- STATED EXERCISE -
Find how many lines of the listing include the string "ㄱㄴㄷ의", and report only that figure.

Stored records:
################

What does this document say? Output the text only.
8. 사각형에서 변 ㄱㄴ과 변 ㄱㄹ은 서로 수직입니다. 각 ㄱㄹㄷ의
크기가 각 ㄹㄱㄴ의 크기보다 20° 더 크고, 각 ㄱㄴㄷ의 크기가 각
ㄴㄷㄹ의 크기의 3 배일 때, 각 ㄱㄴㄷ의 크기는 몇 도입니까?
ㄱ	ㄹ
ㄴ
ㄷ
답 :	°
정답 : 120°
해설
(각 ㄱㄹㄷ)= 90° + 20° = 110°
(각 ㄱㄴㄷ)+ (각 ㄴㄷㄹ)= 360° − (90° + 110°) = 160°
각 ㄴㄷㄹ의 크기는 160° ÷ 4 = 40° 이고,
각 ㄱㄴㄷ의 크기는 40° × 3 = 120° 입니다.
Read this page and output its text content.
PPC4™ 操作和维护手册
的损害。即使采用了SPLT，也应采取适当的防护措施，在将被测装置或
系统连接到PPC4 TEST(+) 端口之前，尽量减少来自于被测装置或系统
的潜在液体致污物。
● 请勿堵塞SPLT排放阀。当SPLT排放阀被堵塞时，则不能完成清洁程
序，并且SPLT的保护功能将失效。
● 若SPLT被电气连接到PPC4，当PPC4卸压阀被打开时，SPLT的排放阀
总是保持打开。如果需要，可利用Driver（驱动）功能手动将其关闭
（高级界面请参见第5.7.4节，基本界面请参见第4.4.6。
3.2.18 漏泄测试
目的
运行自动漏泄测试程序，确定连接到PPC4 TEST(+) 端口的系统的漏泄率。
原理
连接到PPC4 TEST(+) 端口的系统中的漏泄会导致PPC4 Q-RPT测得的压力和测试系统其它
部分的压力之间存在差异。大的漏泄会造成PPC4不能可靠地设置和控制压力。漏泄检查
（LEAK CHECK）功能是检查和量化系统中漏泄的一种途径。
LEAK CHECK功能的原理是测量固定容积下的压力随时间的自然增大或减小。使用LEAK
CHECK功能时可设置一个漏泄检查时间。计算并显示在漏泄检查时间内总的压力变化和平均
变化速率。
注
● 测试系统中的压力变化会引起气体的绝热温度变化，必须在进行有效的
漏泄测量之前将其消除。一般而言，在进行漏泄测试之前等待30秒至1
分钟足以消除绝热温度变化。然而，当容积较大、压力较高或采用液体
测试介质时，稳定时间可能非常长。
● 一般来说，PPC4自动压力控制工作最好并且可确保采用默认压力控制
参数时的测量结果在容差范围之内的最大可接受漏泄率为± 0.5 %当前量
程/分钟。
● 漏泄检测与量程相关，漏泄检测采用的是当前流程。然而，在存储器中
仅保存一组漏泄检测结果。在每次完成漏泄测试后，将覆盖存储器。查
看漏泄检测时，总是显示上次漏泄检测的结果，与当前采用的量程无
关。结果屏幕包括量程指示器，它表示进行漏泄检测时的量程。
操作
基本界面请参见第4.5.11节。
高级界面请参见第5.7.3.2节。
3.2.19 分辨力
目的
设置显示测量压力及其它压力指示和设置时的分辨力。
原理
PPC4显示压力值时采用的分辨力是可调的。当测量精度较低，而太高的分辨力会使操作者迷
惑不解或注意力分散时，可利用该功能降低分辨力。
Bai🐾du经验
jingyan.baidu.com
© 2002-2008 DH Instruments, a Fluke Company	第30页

################

- EXERCISE OUTPUT -
3